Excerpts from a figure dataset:
· · ·

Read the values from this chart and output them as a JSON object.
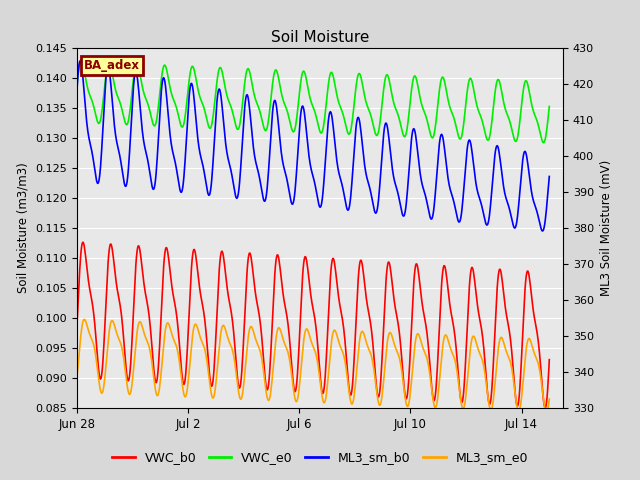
{
  "title": "Soil Moisture",
  "ylabel_left": "Soil Moisture (m3/m3)",
  "ylabel_right": "ML3 Soil Moisture (mV)",
  "ylim_left": [
    0.085,
    0.145
  ],
  "ylim_right": [
    330,
    430
  ],
  "yticks_left": [
    0.085,
    0.09,
    0.095,
    0.1,
    0.105,
    0.11,
    0.115,
    0.12,
    0.125,
    0.13,
    0.135,
    0.14,
    0.145
  ],
  "yticks_right": [
    330,
    340,
    350,
    360,
    370,
    380,
    390,
    400,
    410,
    420,
    430
  ],
  "xtick_labels": [
    "Jun 28",
    "Jul 2",
    "Jul 6",
    "Jul 10",
    "Jul 14"
  ],
  "xtick_positions": [
    0,
    4,
    8,
    12,
    16
  ],
  "xlim": [
    0,
    17.5
  ],
  "annotation_text": "BA_adex",
  "annotation_bg": "#FFFF99",
  "annotation_border": "#8B0000",
  "annotation_text_color": "#8B0000",
  "fig_bg_color": "#D8D8D8",
  "plot_bg_color": "#E8E8E8",
  "grid_color": "#FFFFFF",
  "legend_entries": [
    "VWC_b0",
    "VWC_e0",
    "ML3_sm_b0",
    "ML3_sm_e0"
  ],
  "line_colors": [
    "#FF0000",
    "#00EE00",
    "#0000FF",
    "#FFA500"
  ],
  "line_width": 1.2
}
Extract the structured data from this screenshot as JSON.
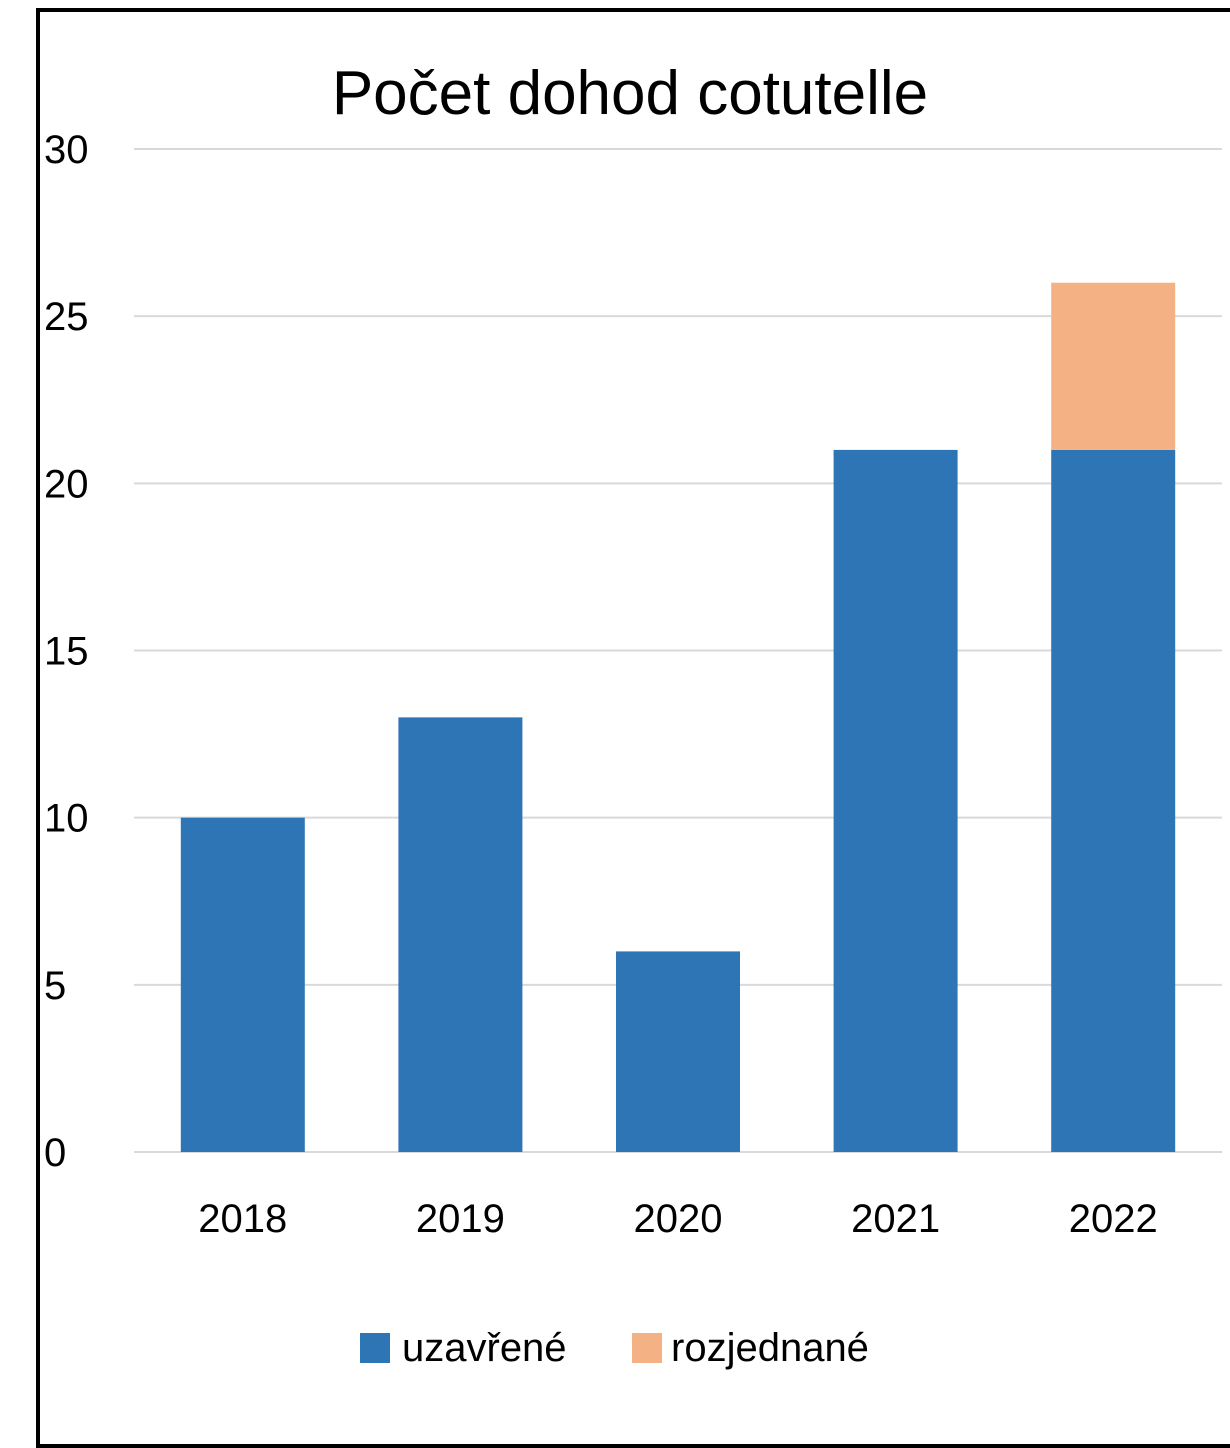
{
  "chart_data": {
    "type": "bar",
    "stacked": true,
    "title": "Počet dohod cotutelle",
    "xlabel": "",
    "ylabel": "",
    "categories": [
      "2018",
      "2019",
      "2020",
      "2021",
      "2022"
    ],
    "series": [
      {
        "name": "uzavřené",
        "values": [
          10,
          13,
          6,
          21,
          21
        ],
        "color": "#2E75B6"
      },
      {
        "name": "rozjednané",
        "values": [
          0,
          0,
          0,
          0,
          5
        ],
        "color": "#F4B183"
      }
    ],
    "ylim": [
      0,
      30
    ],
    "yticks": [
      0,
      5,
      10,
      15,
      20,
      25,
      30
    ],
    "grid": true,
    "gridColor": "#D9D9D9",
    "legend": "bottom"
  }
}
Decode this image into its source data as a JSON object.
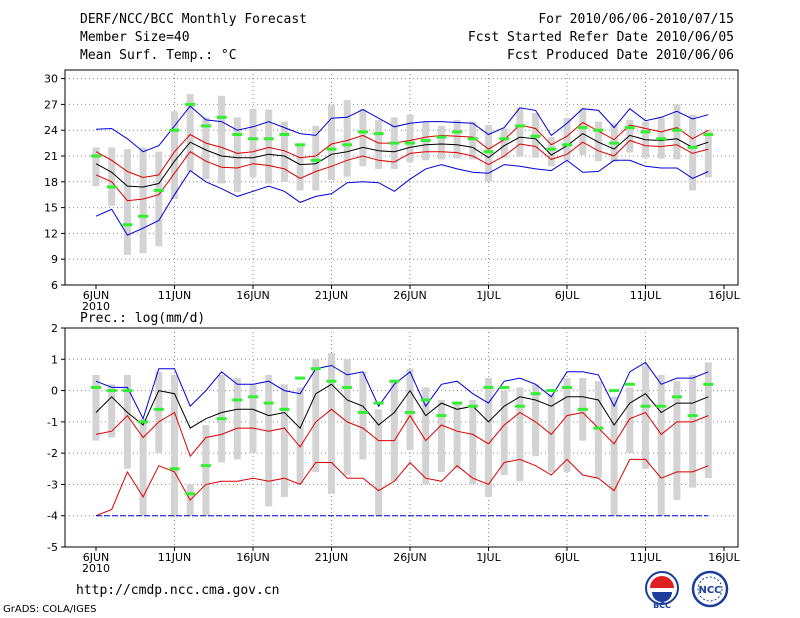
{
  "header": {
    "title": "DERF/NCC/BCC Monthly Forecast",
    "member_size": "Member Size=40",
    "variable": "Mean Surf. Temp.: °C",
    "period": "For 2010/06/06-2010/07/15",
    "fcst_started": "Fcst Started Refer Date 2010/06/05",
    "fcst_produced": "Fcst Produced Date 2010/06/06"
  },
  "footer": {
    "url": "http://cmdp.ncc.cma.gov.cn",
    "grads": "GrADS: COLA/IGES",
    "logo_left": "BCC",
    "logo_right": "NCC"
  },
  "colors": {
    "grid": "#888888",
    "envelope": "#0000dd",
    "spread": "#dd0000",
    "mean": "#000000",
    "box": "#d3d3d3",
    "member": "#33ee33"
  },
  "chart_data": [
    {
      "type": "line",
      "title": "Mean Surf. Temp.: °C",
      "ylim": [
        6,
        31
      ],
      "yticks": [
        6,
        9,
        12,
        15,
        18,
        21,
        24,
        27,
        30
      ],
      "xticks": [
        {
          "day": 1,
          "label": "6JUN"
        },
        {
          "day": 6,
          "label": "11JUN"
        },
        {
          "day": 11,
          "label": "16JUN"
        },
        {
          "day": 16,
          "label": "21JUN"
        },
        {
          "day": 21,
          "label": "26JUN"
        },
        {
          "day": 26,
          "label": "1JUL"
        },
        {
          "day": 31,
          "label": "6JUL"
        },
        {
          "day": 36,
          "label": "11JUL"
        },
        {
          "day": 41,
          "label": "16JUL"
        }
      ],
      "year_label": "2010",
      "days": [
        1,
        2,
        3,
        4,
        5,
        6,
        7,
        8,
        9,
        10,
        11,
        12,
        13,
        14,
        15,
        16,
        17,
        18,
        19,
        20,
        21,
        22,
        23,
        24,
        25,
        26,
        27,
        28,
        29,
        30,
        31,
        32,
        33,
        34,
        35,
        36,
        37,
        38,
        39,
        40
      ],
      "series": [
        {
          "name": "max",
          "values": [
            24.1,
            24.2,
            23.0,
            21.5,
            22.2,
            24.5,
            26.8,
            25.2,
            25.0,
            24.0,
            24.4,
            25.0,
            24.3,
            23.6,
            23.4,
            25.4,
            25.5,
            26.4,
            25.4,
            24.4,
            24.8,
            25.0,
            25.0,
            24.9,
            24.8,
            23.5,
            24.3,
            26.6,
            26.3,
            23.4,
            24.8,
            26.5,
            26.3,
            24.3,
            26.5,
            25.1,
            25.5,
            26.2,
            25.3,
            25.8
          ]
        },
        {
          "name": "upper",
          "values": [
            21.5,
            20.5,
            19.2,
            18.5,
            18.8,
            21.5,
            23.5,
            22.5,
            22.0,
            21.3,
            21.5,
            22.0,
            21.6,
            20.8,
            21.0,
            22.4,
            22.8,
            23.4,
            22.5,
            22.5,
            22.8,
            23.2,
            23.4,
            23.3,
            23.2,
            21.8,
            22.9,
            24.6,
            24.2,
            22.3,
            23.3,
            24.9,
            23.9,
            22.9,
            24.6,
            24.2,
            23.8,
            24.3,
            23.0,
            24.0
          ]
        },
        {
          "name": "mean",
          "values": [
            20.1,
            19.1,
            17.5,
            17.4,
            17.8,
            20.4,
            22.6,
            21.7,
            21.0,
            20.8,
            20.8,
            21.2,
            21.0,
            20.0,
            20.1,
            21.2,
            21.5,
            22.0,
            21.6,
            21.5,
            22.0,
            22.3,
            22.4,
            22.3,
            22.0,
            20.8,
            22.2,
            23.2,
            23.0,
            21.1,
            22.2,
            23.6,
            22.6,
            21.8,
            23.4,
            22.9,
            22.8,
            23.0,
            22.0,
            22.6
          ]
        },
        {
          "name": "lower",
          "values": [
            18.8,
            18.0,
            15.8,
            16.0,
            16.5,
            19.0,
            21.5,
            20.4,
            19.7,
            19.6,
            20.1,
            19.9,
            19.5,
            18.4,
            19.2,
            19.8,
            20.5,
            21.0,
            20.5,
            20.3,
            21.3,
            21.5,
            21.5,
            21.4,
            21.0,
            20.0,
            21.0,
            22.4,
            22.1,
            20.6,
            21.2,
            22.6,
            21.6,
            21.0,
            22.8,
            22.2,
            22.1,
            22.3,
            21.3,
            21.8
          ]
        },
        {
          "name": "min",
          "values": [
            14.0,
            14.8,
            11.8,
            12.6,
            13.5,
            16.5,
            19.3,
            18.0,
            17.2,
            16.3,
            16.9,
            17.5,
            16.9,
            15.6,
            16.3,
            16.6,
            17.9,
            18.0,
            17.9,
            16.9,
            18.3,
            19.5,
            20.0,
            19.5,
            19.1,
            19.0,
            20.0,
            19.8,
            19.5,
            19.3,
            20.5,
            19.1,
            19.2,
            20.5,
            20.5,
            19.8,
            19.6,
            19.6,
            18.4,
            19.2
          ]
        }
      ],
      "boxes_low": [
        17.5,
        15.2,
        9.5,
        9.7,
        10.5,
        16.0,
        19.2,
        18.3,
        17.8,
        16.8,
        18.5,
        17.8,
        18.0,
        17.0,
        17.0,
        18.2,
        18.6,
        19.8,
        19.5,
        19.5,
        20.3,
        20.5,
        20.6,
        20.7,
        20.6,
        18.0,
        20.8,
        20.9,
        20.8,
        19.8,
        20.5,
        21.1,
        20.4,
        20.3,
        21.4,
        20.8,
        20.7,
        20.6,
        17.0,
        18.5
      ],
      "boxes_high": [
        22.0,
        22.0,
        21.8,
        22.0,
        21.5,
        26.2,
        28.2,
        25.5,
        28.0,
        25.5,
        26.5,
        26.4,
        25.0,
        22.2,
        24.5,
        27.0,
        27.5,
        26.5,
        25.2,
        25.5,
        25.8,
        25.0,
        24.5,
        25.2,
        25.0,
        24.6,
        24.2,
        26.6,
        26.0,
        23.2,
        25.4,
        26.5,
        25.0,
        24.8,
        25.2,
        25.0,
        25.5,
        27.0,
        25.8,
        24.0
      ],
      "members": [
        21.0,
        17.4,
        13.0,
        14.0,
        17.0,
        24.0,
        27.0,
        24.5,
        25.5,
        23.5,
        23.0,
        23.0,
        23.5,
        22.3,
        20.5,
        21.8,
        22.3,
        23.8,
        23.6,
        22.5,
        22.5,
        22.8,
        23.2,
        23.8,
        23.0,
        21.5,
        23.0,
        24.5,
        23.3,
        21.8,
        22.3,
        24.3,
        24.0,
        22.5,
        24.3,
        23.8,
        23.0,
        24.0,
        22.0,
        23.5
      ]
    },
    {
      "type": "line",
      "title": "Prec.: log(mm/d)",
      "ylim": [
        -5,
        2
      ],
      "yticks": [
        -5,
        -4,
        -3,
        -2,
        -1,
        0,
        1,
        2
      ],
      "xticks": [
        {
          "day": 1,
          "label": "6JUN"
        },
        {
          "day": 6,
          "label": "11JUN"
        },
        {
          "day": 11,
          "label": "16JUN"
        },
        {
          "day": 16,
          "label": "21JUN"
        },
        {
          "day": 21,
          "label": "26JUN"
        },
        {
          "day": 26,
          "label": "1JUL"
        },
        {
          "day": 31,
          "label": "6JUL"
        },
        {
          "day": 36,
          "label": "11JUL"
        },
        {
          "day": 41,
          "label": "16JUL"
        }
      ],
      "year_label": "2010",
      "days": [
        1,
        2,
        3,
        4,
        5,
        6,
        7,
        8,
        9,
        10,
        11,
        12,
        13,
        14,
        15,
        16,
        17,
        18,
        19,
        20,
        21,
        22,
        23,
        24,
        25,
        26,
        27,
        28,
        29,
        30,
        31,
        32,
        33,
        34,
        35,
        36,
        37,
        38,
        39,
        40
      ],
      "series": [
        {
          "name": "max",
          "values": [
            0.3,
            0.1,
            0.1,
            -0.9,
            0.7,
            0.7,
            -0.5,
            0.0,
            0.6,
            0.2,
            0.2,
            0.3,
            0.0,
            -0.1,
            0.7,
            0.8,
            0.5,
            0.6,
            -0.5,
            0.2,
            0.6,
            -0.5,
            0.2,
            0.3,
            -0.1,
            -0.4,
            0.3,
            0.4,
            0.2,
            -0.2,
            0.6,
            0.6,
            0.5,
            -0.5,
            0.6,
            0.9,
            0.2,
            0.4,
            0.4,
            0.6
          ]
        },
        {
          "name": "mean",
          "values": [
            -0.7,
            -0.2,
            -0.7,
            -1.1,
            0.0,
            -0.1,
            -1.2,
            -0.9,
            -0.7,
            -0.6,
            -0.6,
            -0.8,
            -0.7,
            -1.2,
            -0.1,
            0.2,
            -0.3,
            -0.5,
            -1.1,
            -0.7,
            0.0,
            -0.8,
            -0.4,
            -0.6,
            -0.5,
            -1.0,
            -0.5,
            -0.2,
            -0.3,
            -0.5,
            -0.2,
            -0.2,
            -0.3,
            -1.1,
            -0.4,
            -0.1,
            -0.7,
            -0.4,
            -0.4,
            -0.2
          ]
        },
        {
          "name": "upper",
          "values": [
            -1.4,
            -1.3,
            -0.8,
            -1.5,
            -1.0,
            -0.7,
            -2.1,
            -1.5,
            -1.4,
            -1.2,
            -1.2,
            -1.3,
            -1.2,
            -1.8,
            -1.0,
            -0.6,
            -1.0,
            -1.2,
            -1.6,
            -1.6,
            -0.8,
            -1.6,
            -1.1,
            -1.3,
            -1.4,
            -1.7,
            -1.1,
            -0.7,
            -1.0,
            -1.4,
            -0.8,
            -0.7,
            -1.2,
            -1.7,
            -0.9,
            -0.7,
            -1.4,
            -1.0,
            -1.0,
            -0.8
          ]
        },
        {
          "name": "lower",
          "values": [
            -4.0,
            -3.8,
            -2.6,
            -3.4,
            -2.4,
            -2.6,
            -3.5,
            -3.0,
            -2.9,
            -2.9,
            -2.8,
            -2.9,
            -2.8,
            -3.0,
            -2.3,
            -2.3,
            -2.8,
            -2.8,
            -3.2,
            -2.9,
            -2.3,
            -2.8,
            -2.9,
            -2.4,
            -2.8,
            -3.0,
            -2.3,
            -2.2,
            -2.4,
            -2.7,
            -2.2,
            -2.7,
            -2.8,
            -3.2,
            -2.2,
            -2.2,
            -2.8,
            -2.6,
            -2.6,
            -2.4
          ]
        },
        {
          "name": "min",
          "values": [
            -4.0,
            -4.0,
            -4.0,
            -4.0,
            -4.0,
            -4.0,
            -4.0,
            -4.0,
            -4.0,
            -4.0,
            -4.0,
            -4.0,
            -4.0,
            -4.0,
            -4.0,
            -4.0,
            -4.0,
            -4.0,
            -4.0,
            -4.0,
            -4.0,
            -4.0,
            -4.0,
            -4.0,
            -4.0,
            -4.0,
            -4.0,
            -4.0,
            -4.0,
            -4.0,
            -4.0,
            -4.0,
            -4.0,
            -4.0,
            -4.0,
            -4.0,
            -4.0,
            -4.0,
            -4.0,
            -4.0
          ]
        }
      ],
      "boxes_low": [
        -1.6,
        -1.5,
        -2.5,
        -4.0,
        -2.0,
        -4.0,
        -4.0,
        -4.0,
        -2.3,
        -2.2,
        -2.0,
        -3.7,
        -3.4,
        -3.0,
        -2.6,
        -3.3,
        -2.7,
        -2.2,
        -4.0,
        -2.9,
        -1.9,
        -3.0,
        -2.6,
        -2.5,
        -3.0,
        -3.4,
        -2.7,
        -2.9,
        -2.1,
        -2.6,
        -2.6,
        -1.6,
        -2.8,
        -4.0,
        -2.0,
        -2.5,
        -4.0,
        -3.5,
        -3.1,
        -2.8
      ],
      "boxes_high": [
        0.5,
        0.2,
        0.5,
        -0.9,
        0.6,
        0.5,
        -3.0,
        -1.1,
        0.5,
        0.4,
        0.2,
        0.5,
        0.2,
        0.1,
        1.0,
        1.2,
        1.0,
        0.6,
        -0.6,
        0.3,
        0.7,
        0.1,
        -0.3,
        -0.4,
        -0.3,
        0.4,
        0.0,
        0.1,
        0.2,
        -0.1,
        0.4,
        0.4,
        0.3,
        -0.2,
        0.1,
        0.8,
        0.5,
        0.3,
        0.5,
        0.9
      ],
      "members": [
        0.1,
        0.0,
        0.0,
        -1.0,
        -0.6,
        -2.5,
        -3.3,
        -2.4,
        -0.9,
        -0.3,
        -0.2,
        -0.4,
        -0.6,
        0.4,
        0.7,
        0.3,
        0.1,
        -0.7,
        -0.4,
        0.3,
        -0.7,
        -0.3,
        -0.8,
        -0.4,
        -0.5,
        0.1,
        0.1,
        -0.5,
        -0.1,
        0.0,
        0.1,
        -0.6,
        -1.2,
        0.0,
        0.2,
        -0.5,
        -0.5,
        -0.2,
        -0.8,
        0.2
      ]
    }
  ]
}
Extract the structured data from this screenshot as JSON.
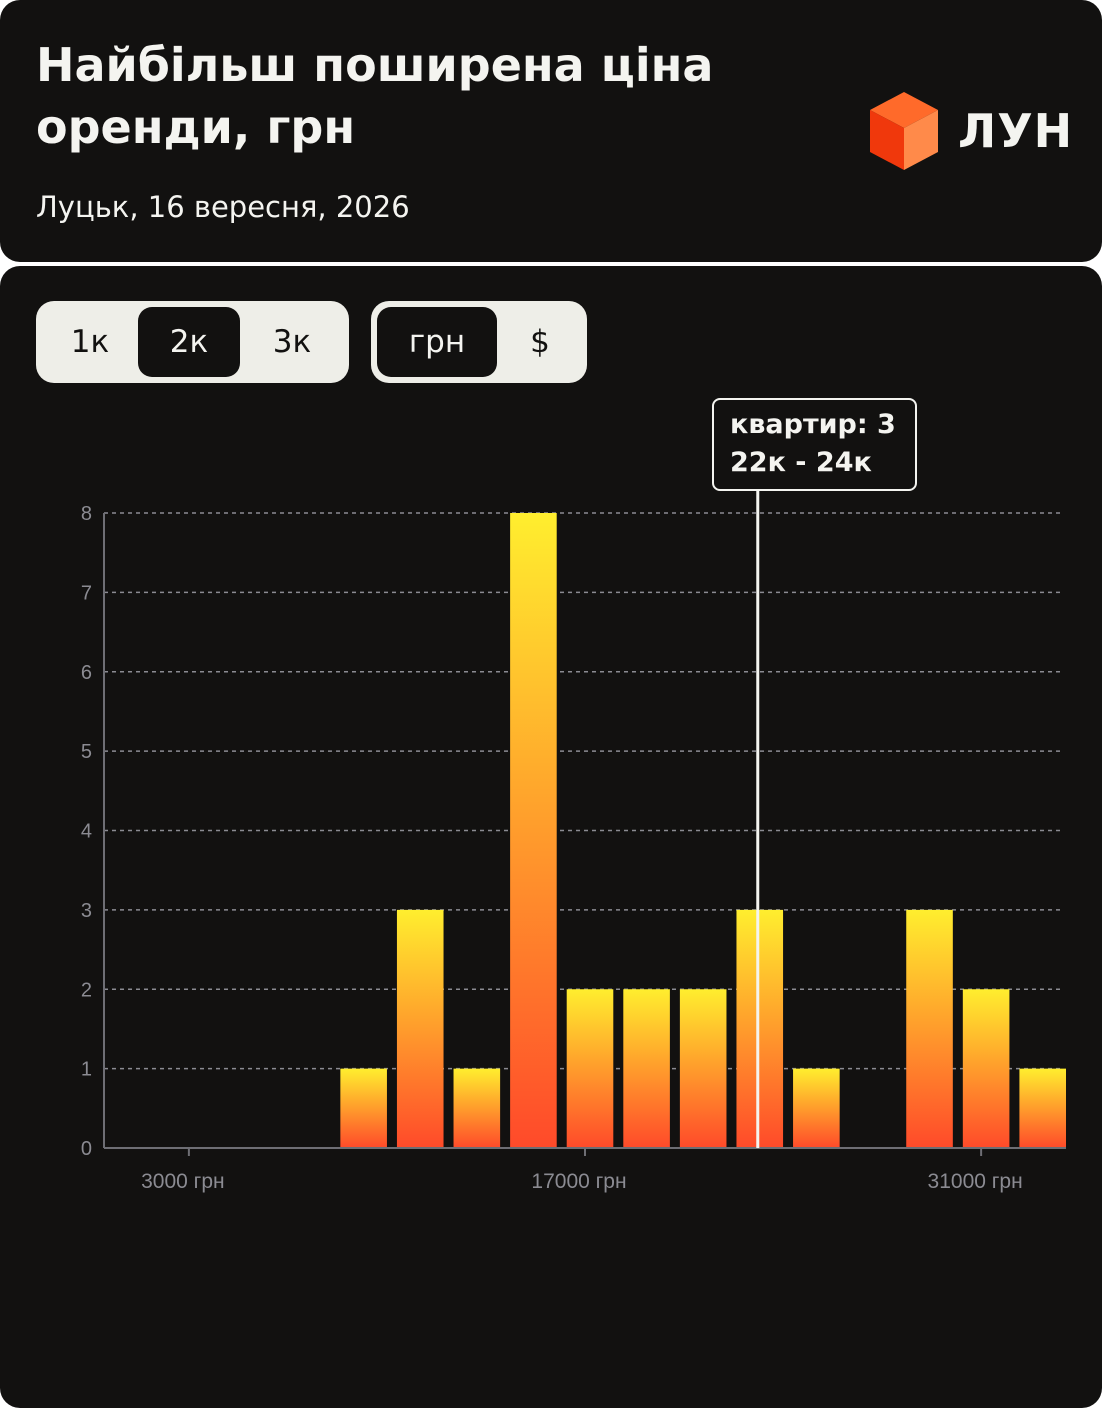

· · ·

INSTRUCTIONS TO FOLLOW: In the material above, find each line that contains the word "object", and select it.

RESULT BELOW:
Read the values from this chart and output them as a JSON object.
Decode this image into its source data as a JSON object.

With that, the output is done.